- What you need to do
Reproduce the records exactly.

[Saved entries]
———

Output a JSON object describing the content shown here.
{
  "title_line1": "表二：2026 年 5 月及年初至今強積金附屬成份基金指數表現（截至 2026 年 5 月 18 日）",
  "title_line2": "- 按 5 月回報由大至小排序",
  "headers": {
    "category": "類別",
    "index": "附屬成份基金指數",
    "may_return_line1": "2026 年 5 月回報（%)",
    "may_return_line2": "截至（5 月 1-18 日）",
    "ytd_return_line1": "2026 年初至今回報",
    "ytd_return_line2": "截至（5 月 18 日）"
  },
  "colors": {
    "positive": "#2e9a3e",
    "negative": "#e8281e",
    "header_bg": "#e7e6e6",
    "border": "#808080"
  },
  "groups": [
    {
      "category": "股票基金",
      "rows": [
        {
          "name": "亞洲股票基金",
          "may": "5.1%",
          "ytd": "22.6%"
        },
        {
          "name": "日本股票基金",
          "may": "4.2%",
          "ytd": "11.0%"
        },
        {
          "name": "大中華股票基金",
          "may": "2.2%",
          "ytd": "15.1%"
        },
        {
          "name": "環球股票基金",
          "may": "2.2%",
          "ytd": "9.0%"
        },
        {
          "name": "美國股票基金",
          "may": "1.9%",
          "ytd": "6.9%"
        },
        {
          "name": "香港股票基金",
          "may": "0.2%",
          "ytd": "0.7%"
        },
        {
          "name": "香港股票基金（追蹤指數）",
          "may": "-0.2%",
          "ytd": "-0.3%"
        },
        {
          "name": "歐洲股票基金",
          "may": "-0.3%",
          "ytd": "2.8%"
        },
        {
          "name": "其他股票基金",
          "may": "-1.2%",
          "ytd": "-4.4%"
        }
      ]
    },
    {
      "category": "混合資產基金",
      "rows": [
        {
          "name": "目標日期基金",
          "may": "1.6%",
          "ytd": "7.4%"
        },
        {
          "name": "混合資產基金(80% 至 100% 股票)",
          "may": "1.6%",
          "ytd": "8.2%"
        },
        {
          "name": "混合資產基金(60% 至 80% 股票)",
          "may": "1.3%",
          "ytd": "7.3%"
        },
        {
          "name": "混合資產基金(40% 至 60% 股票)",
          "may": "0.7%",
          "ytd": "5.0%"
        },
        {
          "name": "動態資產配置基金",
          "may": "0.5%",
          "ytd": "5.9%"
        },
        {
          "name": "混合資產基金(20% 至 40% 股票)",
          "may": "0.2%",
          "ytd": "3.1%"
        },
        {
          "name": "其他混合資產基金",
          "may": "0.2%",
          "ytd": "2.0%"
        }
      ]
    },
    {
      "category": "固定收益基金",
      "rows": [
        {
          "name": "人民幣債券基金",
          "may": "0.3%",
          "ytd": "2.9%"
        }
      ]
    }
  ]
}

———

- Task result
Output a JSON object describing the content shown here.
{
  "title_line1": "表二：2026 年 5 月及年初至今強積金附屬成份基金指數表現（截至 2026 年 5 月 18 日）",
  "title_line2": "- 按 5 月回報由大至小排序",
  "headers": {
    "category": "類別",
    "index": "附屬成份基金指數",
    "may_return_line1": "2026 年 5 月回報（%)",
    "may_return_line2": "截至（5 月 1-18 日）",
    "ytd_return_line1": "2026 年初至今回報",
    "ytd_return_line2": "截至（5 月 18 日）"
  },
  "colors": {
    "positive": "#2e9a3e",
    "negative": "#e8281e",
    "header_bg": "#e7e6e6",
    "border": "#808080"
  },
  "groups": [
    {
      "category": "股票基金",
      "rows": [
        {
          "name": "亞洲股票基金",
          "may": "5.1%",
          "ytd": "22.6%"
        },
        {
          "name": "日本股票基金",
          "may": "4.2%",
          "ytd": "11.0%"
        },
        {
          "name": "大中華股票基金",
          "may": "2.2%",
          "ytd": "15.1%"
        },
        {
          "name": "環球股票基金",
          "may": "2.2%",
          "ytd": "9.0%"
        },
        {
          "name": "美國股票基金",
          "may": "1.9%",
          "ytd": "6.9%"
        },
        {
          "name": "香港股票基金",
          "may": "0.2%",
          "ytd": "0.7%"
        },
        {
          "name": "香港股票基金（追蹤指數）",
          "may": "-0.2%",
          "ytd": "-0.3%"
        },
        {
          "name": "歐洲股票基金",
          "may": "-0.3%",
          "ytd": "2.8%"
        },
        {
          "name": "其他股票基金",
          "may": "-1.2%",
          "ytd": "-4.4%"
        }
      ]
    },
    {
      "category": "混合資產基金",
      "rows": [
        {
          "name": "目標日期基金",
          "may": "1.6%",
          "ytd": "7.4%"
        },
        {
          "name": "混合資產基金(80% 至 100% 股票)",
          "may": "1.6%",
          "ytd": "8.2%"
        },
        {
          "name": "混合資產基金(60% 至 80% 股票)",
          "may": "1.3%",
          "ytd": "7.3%"
        },
        {
          "name": "混合資產基金(40% 至 60% 股票)",
          "may": "0.7%",
          "ytd": "5.0%"
        },
        {
          "name": "動態資產配置基金",
          "may": "0.5%",
          "ytd": "5.9%"
        },
        {
          "name": "混合資產基金(20% 至 40% 股票)",
          "may": "0.2%",
          "ytd": "3.1%"
        },
        {
          "name": "其他混合資產基金",
          "may": "0.2%",
          "ytd": "2.0%"
        }
      ]
    },
    {
      "category": "固定收益基金",
      "rows": [
        {
          "name": "人民幣債券基金",
          "may": "0.3%",
          "ytd": "2.9%"
        }
      ]
    }
  ]
}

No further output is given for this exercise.